▸ TASK DETAILS: The listing below should be copied in full, word for word.

▸ TASK MATERIAL:
──────

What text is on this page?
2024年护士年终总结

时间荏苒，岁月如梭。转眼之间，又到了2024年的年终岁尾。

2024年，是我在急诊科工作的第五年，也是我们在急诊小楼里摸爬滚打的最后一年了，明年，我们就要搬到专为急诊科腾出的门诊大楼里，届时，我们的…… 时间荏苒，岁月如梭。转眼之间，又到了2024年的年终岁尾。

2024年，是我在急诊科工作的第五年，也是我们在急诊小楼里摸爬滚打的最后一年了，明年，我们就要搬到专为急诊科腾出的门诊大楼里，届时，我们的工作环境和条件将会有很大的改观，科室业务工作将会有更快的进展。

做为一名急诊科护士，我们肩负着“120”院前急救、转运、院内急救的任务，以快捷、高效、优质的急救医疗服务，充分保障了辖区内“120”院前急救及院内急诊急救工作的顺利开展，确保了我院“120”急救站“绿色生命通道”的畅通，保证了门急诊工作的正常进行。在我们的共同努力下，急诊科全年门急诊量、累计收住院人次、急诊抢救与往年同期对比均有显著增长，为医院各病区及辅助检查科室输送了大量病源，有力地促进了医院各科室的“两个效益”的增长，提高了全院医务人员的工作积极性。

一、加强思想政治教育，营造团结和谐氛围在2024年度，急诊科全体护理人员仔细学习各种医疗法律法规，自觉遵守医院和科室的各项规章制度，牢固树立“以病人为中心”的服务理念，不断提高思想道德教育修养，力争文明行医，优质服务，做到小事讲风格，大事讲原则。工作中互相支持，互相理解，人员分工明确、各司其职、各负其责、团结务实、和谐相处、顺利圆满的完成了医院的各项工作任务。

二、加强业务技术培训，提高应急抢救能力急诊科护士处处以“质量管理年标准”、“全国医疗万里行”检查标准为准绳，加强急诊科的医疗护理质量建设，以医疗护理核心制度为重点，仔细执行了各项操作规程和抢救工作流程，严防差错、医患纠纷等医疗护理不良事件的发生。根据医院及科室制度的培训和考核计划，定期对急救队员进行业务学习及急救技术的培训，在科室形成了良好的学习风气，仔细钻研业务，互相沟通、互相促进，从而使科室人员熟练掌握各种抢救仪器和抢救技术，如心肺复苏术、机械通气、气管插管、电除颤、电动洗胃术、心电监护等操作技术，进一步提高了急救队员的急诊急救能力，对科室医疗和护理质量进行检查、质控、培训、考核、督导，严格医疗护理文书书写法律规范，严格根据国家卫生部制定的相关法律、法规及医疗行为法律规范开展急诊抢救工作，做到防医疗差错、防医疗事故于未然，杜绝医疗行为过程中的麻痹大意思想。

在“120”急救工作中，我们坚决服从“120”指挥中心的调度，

──────

▸ RESPONSE:
What text is on this page?
2024年护士年终总结

时间荏苒，岁月如梭。转眼之间，又到了2024年的年终岁尾。

2024年，是我在急诊科工作的第五年，也是我们在急诊小楼里摸爬滚打的最后一年了，明年，我们就要搬到专为急诊科腾出的门诊大楼里，届时，我们的…… 时间荏苒，岁月如梭。转眼之间，又到了2024年的年终岁尾。

2024年，是我在急诊科工作的第五年，也是我们在急诊小楼里摸爬滚打的最后一年了，明年，我们就要搬到专为急诊科腾出的门诊大楼里，届时，我们的工作环境和条件将会有很大的改观，科室业务工作将会有更快的进展。

做为一名急诊科护士，我们肩负着“120”院前急救、转运、院内急救的任务，以快捷、高效、优质的急救医疗服务，充分保障了辖区内“120”院前急救及院内急诊急救工作的顺利开展，确保了我院“120”急救站“绿色生命通道”的畅通，保证了门急诊工作的正常进行。在我们的共同努力下，急诊科全年门急诊量、累计收住院人次、急诊抢救与往年同期对比均有显著增长，为医院各病区及辅助检查科室输送了大量病源，有力地促进了医院各科室的“两个效益”的增长，提高了全院医务人员的工作积极性。

一、加强思想政治教育，营造团结和谐氛围在2024年度，急诊科全体护理人员仔细学习各种医疗法律法规，自觉遵守医院和科室的各项规章制度，牢固树立“以病人为中心”的服务理念，不断提高思想道德教育修养，力争文明行医，优质服务，做到小事讲风格，大事讲原则。工作中互相支持，互相理解，人员分工明确、各司其职、各负其责、团结务实、和谐相处、顺利圆满的完成了医院的各项工作任务。

二、加强业务技术培训，提高应急抢救能力急诊科护士处处以“质量管理年标准”、“全国医疗万里行”检查标准为准绳，加强急诊科的医疗护理质量建设，以医疗护理核心制度为重点，仔细执行了各项操作规程和抢救工作流程，严防差错、医患纠纷等医疗护理不良事件的发生。根据医院及科室制度的培训和考核计划，定期对急救队员进行业务学习及急救技术的培训，在科室形成了良好的学习风气，仔细钻研业务，互相沟通、互相促进，从而使科室人员熟练掌握各种抢救仪器和抢救技术，如心肺复苏术、机械通气、气管插管、电除颤、电动洗胃术、心电监护等操作技术，进一步提高了急救队员的急诊急救能力，对科室医疗和护理质量进行检查、质控、培训、考核、督导，严格医疗护理文书书写法律规范，严格根据国家卫生部制定的相关法律、法规及医疗行为法律规范开展急诊抢救工作，做到防医疗差错、防医疗事故于未然，杜绝医疗行为过程中的麻痹大意思想。

在“120”急救工作中，我们坚决服从“120”指挥中心的调度，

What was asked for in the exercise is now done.